**TASK DIRECTIONS**
Pick out every line in the data below that contains the string "Desenvolvido", and copy each one. Case counts.

(Entries drawn from a collection)

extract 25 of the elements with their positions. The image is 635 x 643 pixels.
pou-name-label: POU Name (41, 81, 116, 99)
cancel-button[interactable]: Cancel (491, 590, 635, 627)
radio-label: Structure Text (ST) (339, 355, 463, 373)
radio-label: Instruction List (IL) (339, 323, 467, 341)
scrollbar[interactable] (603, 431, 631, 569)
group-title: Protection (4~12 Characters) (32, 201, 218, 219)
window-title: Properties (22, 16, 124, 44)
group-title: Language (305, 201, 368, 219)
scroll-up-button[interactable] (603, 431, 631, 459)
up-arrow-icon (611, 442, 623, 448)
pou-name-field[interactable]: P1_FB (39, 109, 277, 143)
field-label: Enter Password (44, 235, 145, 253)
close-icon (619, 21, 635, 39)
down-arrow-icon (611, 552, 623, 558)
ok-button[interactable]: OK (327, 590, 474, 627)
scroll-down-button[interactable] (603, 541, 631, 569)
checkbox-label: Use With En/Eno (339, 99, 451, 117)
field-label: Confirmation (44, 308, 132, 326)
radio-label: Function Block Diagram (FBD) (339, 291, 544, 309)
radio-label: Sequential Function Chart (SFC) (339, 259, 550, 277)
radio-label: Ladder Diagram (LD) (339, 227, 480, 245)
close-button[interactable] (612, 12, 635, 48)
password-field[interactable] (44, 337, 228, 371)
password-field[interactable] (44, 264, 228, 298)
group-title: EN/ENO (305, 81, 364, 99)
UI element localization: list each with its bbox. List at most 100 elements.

...

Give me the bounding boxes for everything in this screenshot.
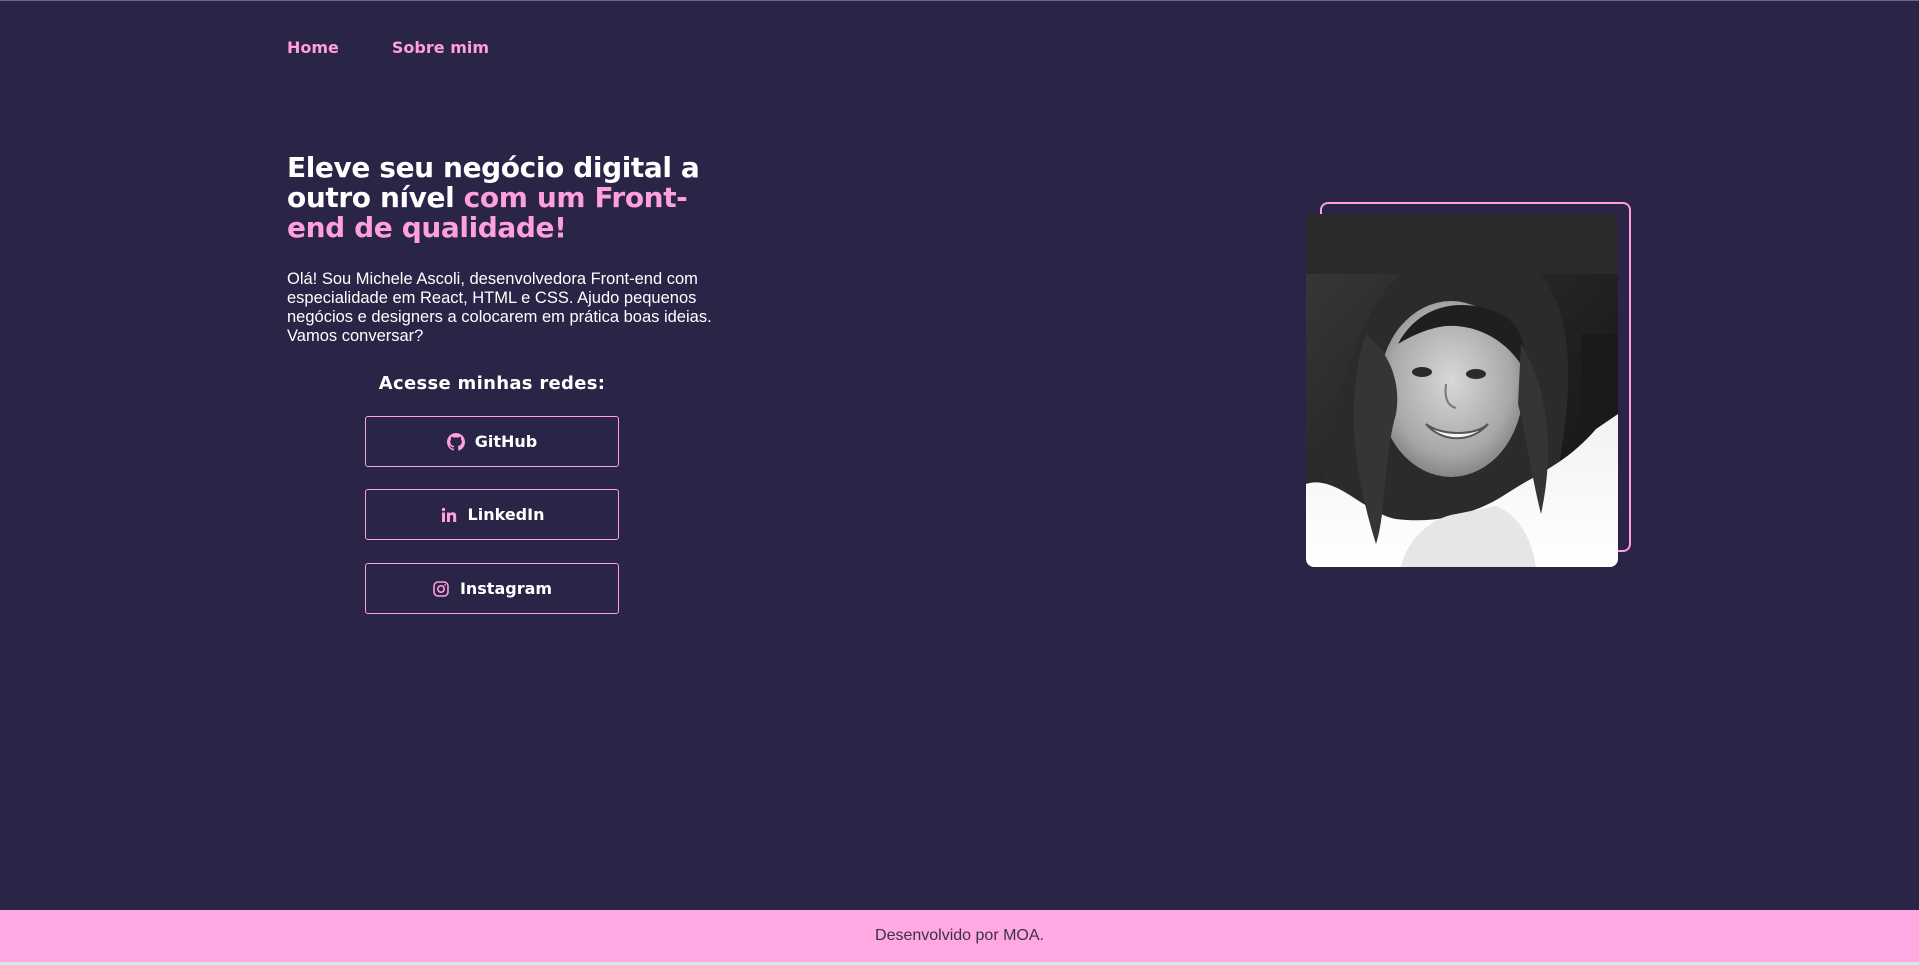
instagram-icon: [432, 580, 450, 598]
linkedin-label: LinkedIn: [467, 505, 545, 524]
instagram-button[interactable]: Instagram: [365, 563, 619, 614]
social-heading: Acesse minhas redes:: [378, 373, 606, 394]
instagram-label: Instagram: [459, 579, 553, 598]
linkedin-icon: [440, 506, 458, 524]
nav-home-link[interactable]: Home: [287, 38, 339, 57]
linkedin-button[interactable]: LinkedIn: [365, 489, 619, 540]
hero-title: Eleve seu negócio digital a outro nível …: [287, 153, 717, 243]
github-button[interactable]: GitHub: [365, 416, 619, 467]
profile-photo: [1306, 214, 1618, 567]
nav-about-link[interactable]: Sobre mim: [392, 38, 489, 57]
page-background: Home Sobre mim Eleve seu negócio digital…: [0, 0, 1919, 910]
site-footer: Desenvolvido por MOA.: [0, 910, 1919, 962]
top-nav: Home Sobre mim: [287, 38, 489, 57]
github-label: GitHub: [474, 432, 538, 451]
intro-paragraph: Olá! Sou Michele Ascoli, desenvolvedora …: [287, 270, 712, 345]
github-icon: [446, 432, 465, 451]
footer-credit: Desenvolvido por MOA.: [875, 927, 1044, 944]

---

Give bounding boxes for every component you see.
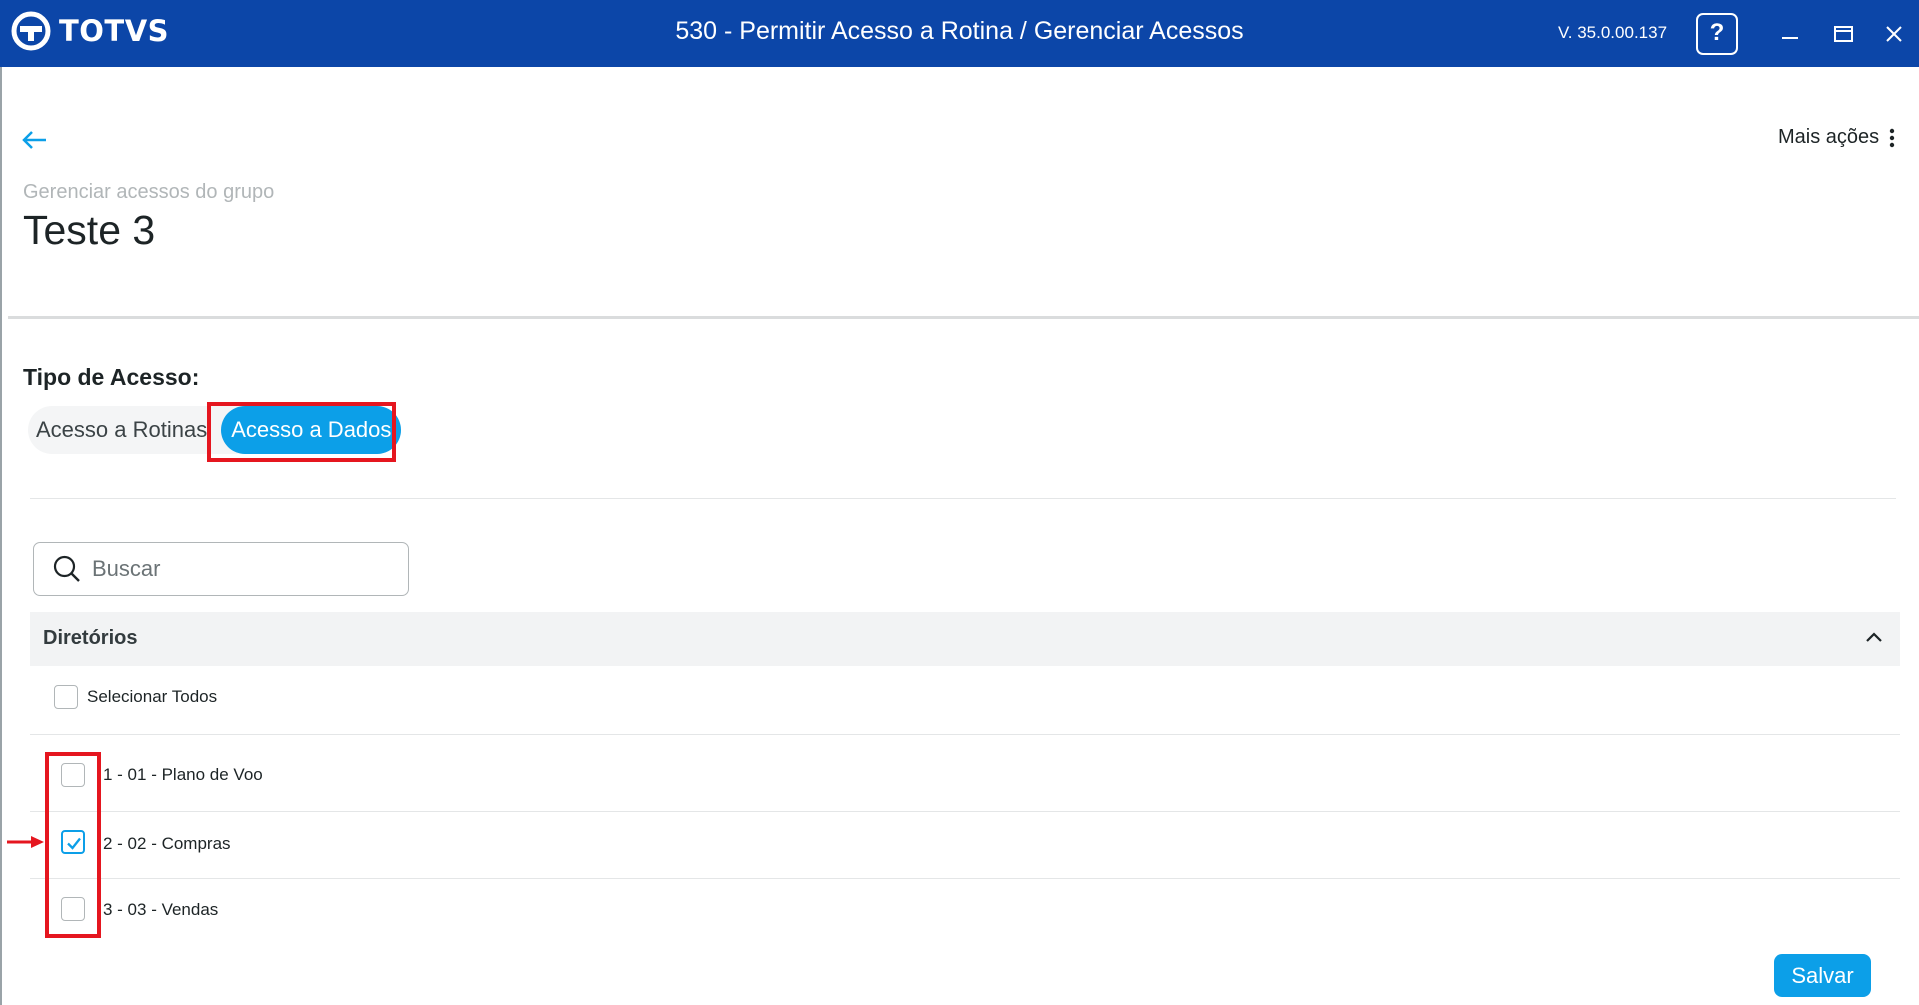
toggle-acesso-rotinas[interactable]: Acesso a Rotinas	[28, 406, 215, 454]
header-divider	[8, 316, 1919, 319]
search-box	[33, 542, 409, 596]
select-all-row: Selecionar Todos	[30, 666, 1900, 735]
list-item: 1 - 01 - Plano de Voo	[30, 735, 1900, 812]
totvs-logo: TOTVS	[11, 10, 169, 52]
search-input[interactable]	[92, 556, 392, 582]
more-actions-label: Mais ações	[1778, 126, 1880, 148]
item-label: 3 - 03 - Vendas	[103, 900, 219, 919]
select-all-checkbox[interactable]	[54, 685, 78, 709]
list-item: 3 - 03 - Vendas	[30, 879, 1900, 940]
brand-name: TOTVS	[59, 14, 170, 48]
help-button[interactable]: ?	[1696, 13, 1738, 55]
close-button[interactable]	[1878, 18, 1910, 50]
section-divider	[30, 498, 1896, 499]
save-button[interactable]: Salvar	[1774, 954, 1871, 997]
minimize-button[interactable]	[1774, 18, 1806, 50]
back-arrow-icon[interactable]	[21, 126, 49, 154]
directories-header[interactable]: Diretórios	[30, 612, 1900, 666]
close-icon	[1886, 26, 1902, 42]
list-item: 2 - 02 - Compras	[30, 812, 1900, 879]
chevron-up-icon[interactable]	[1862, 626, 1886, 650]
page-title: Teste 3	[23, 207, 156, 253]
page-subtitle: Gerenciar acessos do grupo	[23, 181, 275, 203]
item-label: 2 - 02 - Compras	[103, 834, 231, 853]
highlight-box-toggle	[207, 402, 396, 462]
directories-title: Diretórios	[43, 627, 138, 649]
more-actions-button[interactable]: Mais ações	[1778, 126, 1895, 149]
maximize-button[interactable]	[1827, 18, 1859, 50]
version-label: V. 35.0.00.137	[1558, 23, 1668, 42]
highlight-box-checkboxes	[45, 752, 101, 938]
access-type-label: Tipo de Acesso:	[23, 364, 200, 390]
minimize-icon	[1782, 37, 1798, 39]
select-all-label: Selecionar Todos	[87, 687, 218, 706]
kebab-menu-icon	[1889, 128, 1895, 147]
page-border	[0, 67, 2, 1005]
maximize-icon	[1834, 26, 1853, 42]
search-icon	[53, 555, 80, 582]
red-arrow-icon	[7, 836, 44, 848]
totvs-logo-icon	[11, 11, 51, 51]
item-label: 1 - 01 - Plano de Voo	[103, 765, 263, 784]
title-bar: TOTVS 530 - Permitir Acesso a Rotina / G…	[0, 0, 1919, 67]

**ANSWER TO THIS PROBLEM**
site-footer: Desenvolvido por MOA.: [0, 910, 1919, 962]
footer-credit: Desenvolvido por MOA.: [875, 927, 1044, 944]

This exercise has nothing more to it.